* Instruction 1
Copy out the entries from the start through the line that contains "- y-tick-label: 2: [141, 461, 151, 480]", keeping both ends and changing nothing.

* Text segment
>>
Year 3, Week 37 Major Position Changes
Cash: 65.5% (v 62.2% last week)
18 long bias: 27.4% (v 33.5% last week)
3 short bias: 7.1% (v 4.3% last week) [Includes 1 'long dollar' position, and 1 option position]
21 positions (vs 21 last week)
Finally something to keep us awake and shake complacency a tad. After another low volume, every day up week, markets started Friday by selling (lightly) off on good earnings news. At that time it meant little because the market had been up 6 days in a row, and 9 out of 10. But then mid morning a new event - the Goldman Sachs fiasco - hit and a real bout of selling occurred. Once more this seems to confirm the pattern we have seen of late... when there is no human emotion involved the market only melts up (or consolidates sideways) on low volume. When humans are actually engaged, volume jumps, and that is the only way we can sell off. It doesn't seem to fit the smell test but this is the market we are handed and have to deal with.
<<
* Instruction 2
Answer these questions from the weekly position update:
(a) What share of the portfolio was held in cash this week?
(b) For how many days in a row had the market been up before Friday?
(c) What event hit mid morning on Friday?

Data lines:
>>
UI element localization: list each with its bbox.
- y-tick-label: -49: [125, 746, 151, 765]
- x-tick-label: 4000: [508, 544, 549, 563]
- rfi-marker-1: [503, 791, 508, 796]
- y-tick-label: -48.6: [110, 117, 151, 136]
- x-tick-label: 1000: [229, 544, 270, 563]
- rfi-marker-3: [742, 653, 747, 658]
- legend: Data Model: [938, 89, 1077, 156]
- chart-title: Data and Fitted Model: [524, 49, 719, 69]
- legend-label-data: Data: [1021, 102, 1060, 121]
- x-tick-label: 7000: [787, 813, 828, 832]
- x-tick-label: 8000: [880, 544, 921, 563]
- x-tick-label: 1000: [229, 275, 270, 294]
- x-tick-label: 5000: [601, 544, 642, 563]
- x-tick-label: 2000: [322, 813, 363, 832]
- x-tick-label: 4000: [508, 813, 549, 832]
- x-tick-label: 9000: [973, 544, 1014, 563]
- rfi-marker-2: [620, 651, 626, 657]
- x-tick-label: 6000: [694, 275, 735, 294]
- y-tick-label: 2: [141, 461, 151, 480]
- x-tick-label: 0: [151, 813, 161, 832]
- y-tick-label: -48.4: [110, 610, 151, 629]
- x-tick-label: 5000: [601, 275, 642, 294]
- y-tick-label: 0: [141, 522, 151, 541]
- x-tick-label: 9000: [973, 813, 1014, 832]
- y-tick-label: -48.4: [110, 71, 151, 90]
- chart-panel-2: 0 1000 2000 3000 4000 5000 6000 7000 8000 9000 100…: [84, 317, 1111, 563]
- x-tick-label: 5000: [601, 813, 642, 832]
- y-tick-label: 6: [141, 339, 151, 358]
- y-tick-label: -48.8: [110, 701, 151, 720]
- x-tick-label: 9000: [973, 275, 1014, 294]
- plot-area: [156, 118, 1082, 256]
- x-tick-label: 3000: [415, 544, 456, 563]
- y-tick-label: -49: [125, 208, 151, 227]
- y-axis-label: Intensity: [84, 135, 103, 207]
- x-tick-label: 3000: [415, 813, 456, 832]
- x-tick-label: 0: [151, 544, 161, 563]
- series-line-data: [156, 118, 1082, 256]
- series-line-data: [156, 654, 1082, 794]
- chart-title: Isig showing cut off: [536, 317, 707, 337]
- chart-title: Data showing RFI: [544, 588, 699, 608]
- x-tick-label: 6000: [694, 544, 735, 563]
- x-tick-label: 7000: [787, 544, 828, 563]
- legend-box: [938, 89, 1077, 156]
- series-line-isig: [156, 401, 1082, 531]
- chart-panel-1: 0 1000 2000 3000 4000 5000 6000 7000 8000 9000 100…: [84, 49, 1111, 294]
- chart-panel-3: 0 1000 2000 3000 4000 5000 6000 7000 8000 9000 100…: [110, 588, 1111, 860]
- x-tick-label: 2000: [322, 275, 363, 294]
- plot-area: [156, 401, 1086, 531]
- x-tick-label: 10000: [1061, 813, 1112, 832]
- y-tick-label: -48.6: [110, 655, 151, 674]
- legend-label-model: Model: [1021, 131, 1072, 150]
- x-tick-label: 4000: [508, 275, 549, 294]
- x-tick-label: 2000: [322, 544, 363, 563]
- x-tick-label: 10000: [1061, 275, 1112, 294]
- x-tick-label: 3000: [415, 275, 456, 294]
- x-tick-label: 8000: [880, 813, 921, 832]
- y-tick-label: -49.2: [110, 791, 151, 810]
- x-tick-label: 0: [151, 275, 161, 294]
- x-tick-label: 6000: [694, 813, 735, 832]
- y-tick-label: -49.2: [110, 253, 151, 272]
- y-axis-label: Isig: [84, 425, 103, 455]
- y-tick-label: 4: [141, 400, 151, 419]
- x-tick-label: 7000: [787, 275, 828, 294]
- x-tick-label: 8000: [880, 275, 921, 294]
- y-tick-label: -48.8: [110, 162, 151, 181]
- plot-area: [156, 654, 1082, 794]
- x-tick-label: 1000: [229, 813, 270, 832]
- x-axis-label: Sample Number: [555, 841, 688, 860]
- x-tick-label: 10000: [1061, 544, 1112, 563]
<<
* Result 1
UI element localization: list each with its bbox.
- y-tick-label: -49: [125, 746, 151, 765]
- x-tick-label: 4000: [508, 544, 549, 563]
- rfi-marker-1: [503, 791, 508, 796]
- y-tick-label: -48.6: [110, 117, 151, 136]
- x-tick-label: 1000: [229, 544, 270, 563]
- rfi-marker-3: [742, 653, 747, 658]
- legend: Data Model: [938, 89, 1077, 156]
- chart-title: Data and Fitted Model: [524, 49, 719, 69]
- legend-label-data: Data: [1021, 102, 1060, 121]
- x-tick-label: 7000: [787, 813, 828, 832]
- x-tick-label: 8000: [880, 544, 921, 563]
- x-tick-label: 1000: [229, 275, 270, 294]
- x-tick-label: 5000: [601, 544, 642, 563]
- x-tick-label: 2000: [322, 813, 363, 832]
- x-tick-label: 4000: [508, 813, 549, 832]
- x-tick-label: 9000: [973, 544, 1014, 563]
- rfi-marker-2: [620, 651, 626, 657]
- x-tick-label: 6000: [694, 275, 735, 294]
- y-tick-label: 2: [141, 461, 151, 480]

* Result 2
(a) 65.5%, up from 62.2% the week before.
(b) Six days in a row.
(c) The Goldman Sachs fiasco.